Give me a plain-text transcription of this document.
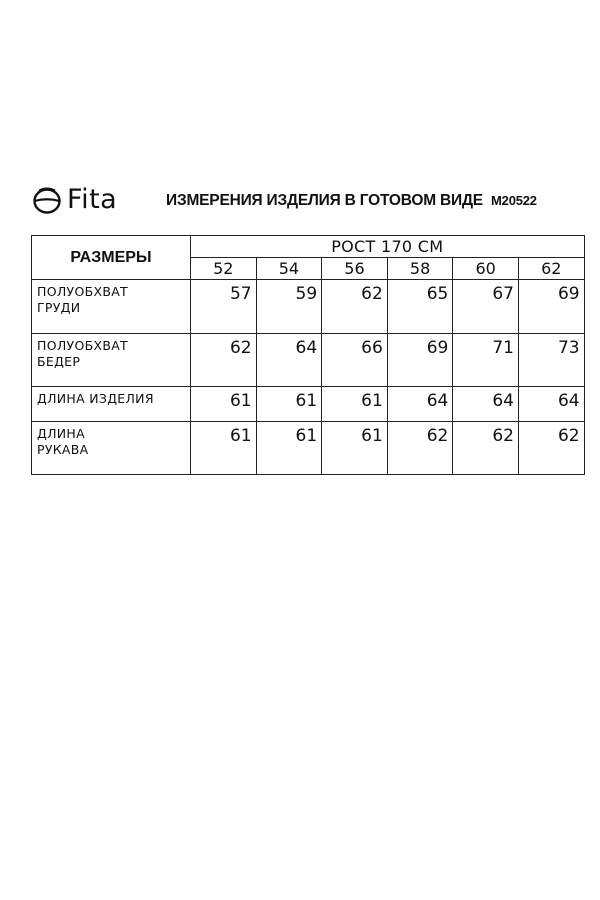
Fita	ИЗМЕРЕНИЯ ИЗДЕЛИЯ В ГОТОВОМ ВИДЕ M20522
РАЗМЕРЫ	РОСТ 170 СМ					
	52	54	56	58	60	62

ПОЛУОБХВАТ
ГРУДИ	57	59	62	65	67	69

ПОЛУОБХВАТ
БЕДЕР	62	64	66	69	71	73

ДЛИНА ИЗДЕЛИЯ	61	61	61	64	64	64

ДЛИНА
РУКАВА	61	61	61	62	62	62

Do this: Every line above should be returned exactly; the pictures stay out.

Exercise response:
Give me a plain-text transcription of this document.
Fita	ИЗМЕРЕНИЯ ИЗДЕЛИЯ В ГОТОВОМ ВИДЕ M20522
РАЗМЕРЫ	РОСТ 170 СМ					
	52	54	56	58	60	62

ПОЛУОБХВАТ
ГРУДИ	57	59	62	65	67	69

ПОЛУОБХВАТ
БЕДЕР	62	64	66	69	71	73

ДЛИНА ИЗДЕЛИЯ	61	61	61	64	64	64

ДЛИНА
РУКАВА	61	61	61	62	62	62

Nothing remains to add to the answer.